Excerto fornecido:
========
46. Desde já se adiante que o conceito “não residente com estabelecimento estável” a que alude a referida norma também abrange o último daqueles dois casos.
47. Considerando que o objectivo da derrama regional da RAA é adaptar o regime da derrama estadual às especificidades daquela região como forma de assegurar a “promoção da economia e reforço dos meios dos agentes económicos na concretização de investimento e criação de emprego, em benefício do desenvolvimento sustentável da Região Autónoma dos Açores”, uma interpretação consentânea com o elemento teleológico da interpretação apontará para o sentido de que aos residentes na RAA se contrapõem todos os demais sujeitos passivos que não tenham residência naquela região mas que ali auferem rendimentos que compõem o seu lucro tributável.
48. Este é também o resultado interpretativo que, sistematicamente, melhor se coaduna com o disposto na alínea b), do n.º 1, do artigo 26.º da Lei das Finanças Regionais acima transcrito, que refere que será receita das regiões autónomas o IRC devido por sujeitos passivos que apesar de não serem residentes nas mesmas, são residentes em território nacional e têm ali sucursais, delegações, agências, escritórios, instalações ou quaisquer formas de representação permanente sem personalidade jurídica própria às quais sejam imputáveis os rendimentos.
49. Entendimento diverso revelaria não só uma quebra da coerência do próprio regime da derrama regional da RAA, que exclui expressamente e sem distinção a aplicação do regime da derrama estadual previsto no artigo 87.º-A do CIRC, como também implicaria uma quebra da coerência do sistema como um todo, em prejuízo da autonomia financeira da RAA consagrada através do respectivo estatuto político-administrativo, porquanto ficaria de fora da alocação efectiva de receitas do IRC uma parcela do imposto imputável àquela circunscrição.
50. Portanto, ao contrário do sustentado pela Requerida, encontrava-se efectivamente preenchido pela Requerente o âmbito de incidência subjectiva à derrama regional da RAA, sendo que idêntica conclusão se impõe relativamente à derrama regional da RAM.
(…).
58. Tendo-se já concluído pela aplicação das derramas regionais da RAA e da RAM à Requerente, cumpre por fim aferir qual o modo de compatibilização destas com a derrama estadual, sendo certo que é nesta fase claro que qualquer uma das derramas incide sobre o lucro tributável apurado na declaração periódica individual da Requerente, conforme resulta da aplicação conjugada do artigo 87.º-A, n.º 3 do CIRC, do artigo 2.º, n.º 3 do Decreto Legislativo Regional n.º 21/2016/A, de 17 de Outubro e do artigo 4.º, n.º 2 do Decreto Legislativo Regional n.º 14/2010/M, de 5 de Agosto.
59. Quanto a este ponto, haverá que recorrer ao critério de imputação previsto no artigo 26.º, n.º 2, da Lei das Finanças Regionais, que fixa uma repartição do imposto a suportar pelo sujeito passivo em cada circunscrição com base na proporção do volume de negócios apurado por referência à actividade efectivamente desenvolvida em cada região.
========
Itens de dados:
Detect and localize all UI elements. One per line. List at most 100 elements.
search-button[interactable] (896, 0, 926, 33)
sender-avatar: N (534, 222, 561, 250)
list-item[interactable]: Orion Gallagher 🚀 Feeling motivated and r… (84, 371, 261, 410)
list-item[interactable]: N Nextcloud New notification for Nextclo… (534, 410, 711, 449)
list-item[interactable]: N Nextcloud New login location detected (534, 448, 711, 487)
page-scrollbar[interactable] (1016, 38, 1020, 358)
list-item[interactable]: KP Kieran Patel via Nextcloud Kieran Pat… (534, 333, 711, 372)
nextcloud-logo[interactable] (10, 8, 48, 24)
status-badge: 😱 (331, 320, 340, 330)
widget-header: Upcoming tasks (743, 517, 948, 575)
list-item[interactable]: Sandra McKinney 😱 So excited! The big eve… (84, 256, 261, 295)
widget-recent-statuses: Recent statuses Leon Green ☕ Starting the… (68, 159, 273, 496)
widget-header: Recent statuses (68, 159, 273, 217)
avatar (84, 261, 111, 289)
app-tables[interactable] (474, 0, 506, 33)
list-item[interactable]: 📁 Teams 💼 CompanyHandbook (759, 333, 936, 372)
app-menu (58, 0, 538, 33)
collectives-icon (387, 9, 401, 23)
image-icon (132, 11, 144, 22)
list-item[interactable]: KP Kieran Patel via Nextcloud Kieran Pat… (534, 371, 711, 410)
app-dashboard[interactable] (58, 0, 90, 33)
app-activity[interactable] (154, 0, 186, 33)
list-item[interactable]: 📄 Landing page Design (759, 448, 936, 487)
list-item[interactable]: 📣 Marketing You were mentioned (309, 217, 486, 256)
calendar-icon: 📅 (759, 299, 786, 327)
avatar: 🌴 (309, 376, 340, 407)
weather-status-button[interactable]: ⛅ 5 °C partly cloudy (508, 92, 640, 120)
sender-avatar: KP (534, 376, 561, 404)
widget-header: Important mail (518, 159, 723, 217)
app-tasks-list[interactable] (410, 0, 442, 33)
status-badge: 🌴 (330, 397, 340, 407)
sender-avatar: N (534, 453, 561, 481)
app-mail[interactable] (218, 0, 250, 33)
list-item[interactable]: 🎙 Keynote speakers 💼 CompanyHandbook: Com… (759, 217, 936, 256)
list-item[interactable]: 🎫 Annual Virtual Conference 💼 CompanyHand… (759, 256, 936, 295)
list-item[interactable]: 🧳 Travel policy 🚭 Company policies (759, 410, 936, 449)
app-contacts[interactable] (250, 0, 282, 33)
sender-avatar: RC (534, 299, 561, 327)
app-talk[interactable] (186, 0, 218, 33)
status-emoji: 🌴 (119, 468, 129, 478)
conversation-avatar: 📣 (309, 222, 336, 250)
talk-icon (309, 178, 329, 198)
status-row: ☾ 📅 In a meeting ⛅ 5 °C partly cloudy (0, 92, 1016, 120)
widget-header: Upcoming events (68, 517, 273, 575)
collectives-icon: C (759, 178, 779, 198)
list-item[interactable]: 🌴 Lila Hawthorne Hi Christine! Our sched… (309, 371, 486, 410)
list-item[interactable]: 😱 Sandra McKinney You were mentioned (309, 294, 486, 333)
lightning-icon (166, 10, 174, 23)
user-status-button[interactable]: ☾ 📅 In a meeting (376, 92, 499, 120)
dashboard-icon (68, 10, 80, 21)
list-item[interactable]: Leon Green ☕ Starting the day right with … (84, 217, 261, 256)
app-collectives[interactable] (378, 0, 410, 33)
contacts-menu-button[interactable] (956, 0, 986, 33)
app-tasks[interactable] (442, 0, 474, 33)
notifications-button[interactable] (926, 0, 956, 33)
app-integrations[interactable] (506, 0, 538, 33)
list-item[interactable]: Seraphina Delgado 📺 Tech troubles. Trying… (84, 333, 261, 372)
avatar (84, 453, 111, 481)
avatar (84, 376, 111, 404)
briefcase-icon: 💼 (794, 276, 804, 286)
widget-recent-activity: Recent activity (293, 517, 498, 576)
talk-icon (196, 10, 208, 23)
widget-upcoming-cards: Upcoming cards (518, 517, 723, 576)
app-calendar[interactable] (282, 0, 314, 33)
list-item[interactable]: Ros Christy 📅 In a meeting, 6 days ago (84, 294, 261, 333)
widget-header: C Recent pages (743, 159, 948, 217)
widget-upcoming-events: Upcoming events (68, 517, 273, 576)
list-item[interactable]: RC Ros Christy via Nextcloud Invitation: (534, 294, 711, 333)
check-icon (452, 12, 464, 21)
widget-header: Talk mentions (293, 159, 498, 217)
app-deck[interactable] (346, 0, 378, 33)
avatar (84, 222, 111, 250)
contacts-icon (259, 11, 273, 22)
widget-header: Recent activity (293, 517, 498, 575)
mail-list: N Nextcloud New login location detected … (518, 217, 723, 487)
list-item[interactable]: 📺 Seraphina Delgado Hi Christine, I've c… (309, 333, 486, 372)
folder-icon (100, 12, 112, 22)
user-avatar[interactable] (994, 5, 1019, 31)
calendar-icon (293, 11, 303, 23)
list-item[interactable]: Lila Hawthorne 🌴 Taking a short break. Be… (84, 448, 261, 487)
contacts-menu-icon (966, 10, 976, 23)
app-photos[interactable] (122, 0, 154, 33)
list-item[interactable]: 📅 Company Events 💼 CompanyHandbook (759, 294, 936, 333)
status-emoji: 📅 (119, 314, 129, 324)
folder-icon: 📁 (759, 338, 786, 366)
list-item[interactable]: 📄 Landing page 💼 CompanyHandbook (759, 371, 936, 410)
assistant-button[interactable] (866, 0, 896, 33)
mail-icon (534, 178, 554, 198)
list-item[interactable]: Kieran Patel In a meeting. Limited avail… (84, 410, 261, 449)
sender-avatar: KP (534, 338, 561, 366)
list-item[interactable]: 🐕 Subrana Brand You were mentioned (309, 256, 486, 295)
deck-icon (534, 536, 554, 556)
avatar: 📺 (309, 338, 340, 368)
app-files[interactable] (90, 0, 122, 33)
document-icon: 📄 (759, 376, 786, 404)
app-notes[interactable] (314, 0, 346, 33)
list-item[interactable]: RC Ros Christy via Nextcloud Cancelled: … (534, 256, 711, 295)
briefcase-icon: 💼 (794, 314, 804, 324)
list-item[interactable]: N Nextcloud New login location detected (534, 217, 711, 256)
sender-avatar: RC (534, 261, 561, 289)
========
Instruções da tarefa:
Retome o excerto sobre as derramas regionais dos Açores e da Madeira a partir da última frase apresentada. Os itens são material à parte e não pertencem ao excerto.

Resposta:
60. Significa isto que no cálculo do quantum devido a título de derrama estadual pela Requerente não deverá ser tida em consideração a proporção do lucro tributável imputável aos estabelecimentos estáveis sitos na RAA e na RAM, que se encontra sujeito às derramas regionais especificamente previstas em cada uma daquelas circunscrições.”
Na mesma linha, pode também ler-se na decisão arbitral do processo 1056/2023-T, de 8.05.2024:
“4.2. Questão do erro na aplicação do artigo 87.º-A do CIRC, em dissonância com os artigos 4.º, n.º 1, do Decreto Legislativo Regional n.º 14/2010/M, de 5 de Agosto, 26.º da Lei das Finanças das Regiões Autónomas, e 2.º, n.º 1, do Decreto Legislativo Regional n.º 21/2016/A, de 17 de Outubro
Como decorre do artigo 227.º, n.º 1, alínea i), da CRP, as Regiões Autónomas podem «exercer poder tributário próprio, nos termos da lei, bem como adaptar o sistema fiscal nacional às especificidades regionais, nos termos de lei quadro da Assembleia da República».
O regime do exercício desse poder tributário próprio, inclusivamente a «adaptação do sistema fiscal nacional», consta da Lei das Finanças das Regiões Autónomas (LFRA), em que se estabelecem os princípios que devem ser observados (artigo 55.º), e se estabelece que «as Assembleias Legislativas das regiões autónomas podem ainda, nos termos da lei e tendo em conta a situação financeira e orçamental da região autónoma, diminuir as taxas nacionais do IRS, do IRC e do IVA, até ao limite de 30 % e dos impostos especiais de consumo, de acordo com a legislação em vigor».
No caso em apreço, o Decreto Legislativo Regional n.º 14/2010/M, de 5 de Agosto, e o Decreto Legislativo Regional n.º 21/2026-/A, de 17 de Outubro, são diplomas que, como neles expressamente se refere, fizeram a adaptação do regime da derrama estadual, previsto no artigo 87.º-A do CIRC, às especificidades regionais, traduzindo-se essencialmente em reduções de taxas aplicáveis a residentes ou não residentes titulares de estabelecimentos estáveis nas respectivas regiões autónomas.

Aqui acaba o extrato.